-- What is being asked --
Go through the entries below and pick out every line with "JSON".

[[ Input material open ]]

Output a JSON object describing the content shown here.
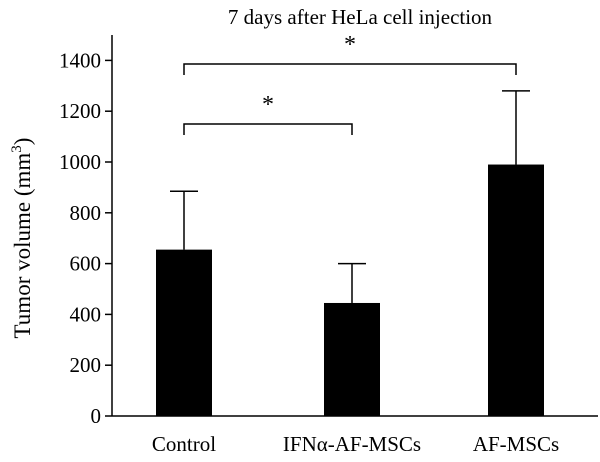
{
  "chart_data": {
    "type": "bar",
    "title": "7 days after HeLa cell injection",
    "xlabel": "",
    "ylabel_main": "Tumor volume (mm",
    "ylabel_sup": "3",
    "ylabel_close": ")",
    "ylim": [
      0,
      1500
    ],
    "yticks": [
      0,
      200,
      400,
      600,
      800,
      1000,
      1200,
      1400
    ],
    "categories": [
      "Control",
      "IFNα-AF-MSCs",
      "AF-MSCs"
    ],
    "values": [
      655,
      445,
      990
    ],
    "error_upper": [
      885,
      600,
      1280
    ],
    "bar_color": "#000000",
    "grid": false,
    "legend": "none",
    "significance": [
      {
        "from": 0,
        "to": 1,
        "label": "*"
      },
      {
        "from": 0,
        "to": 2,
        "label": "*"
      }
    ]
  }
}
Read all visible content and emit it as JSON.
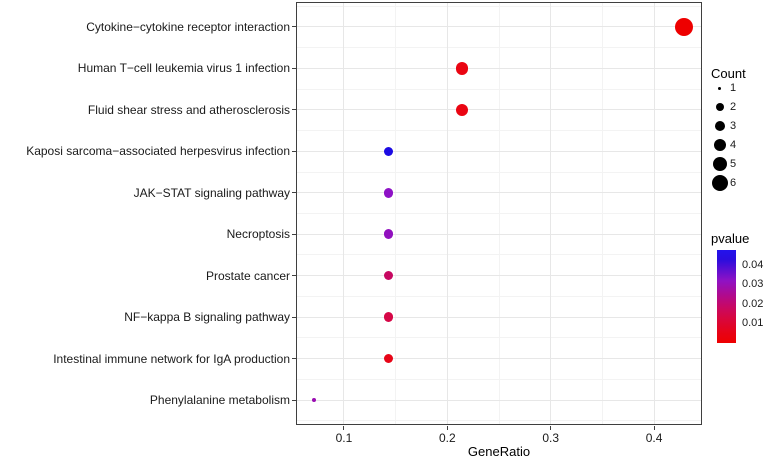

[[ Input material closed ]]

-- Written response --
Output a JSON object describing the content shown here.
Read all visible content and emit it as JSON.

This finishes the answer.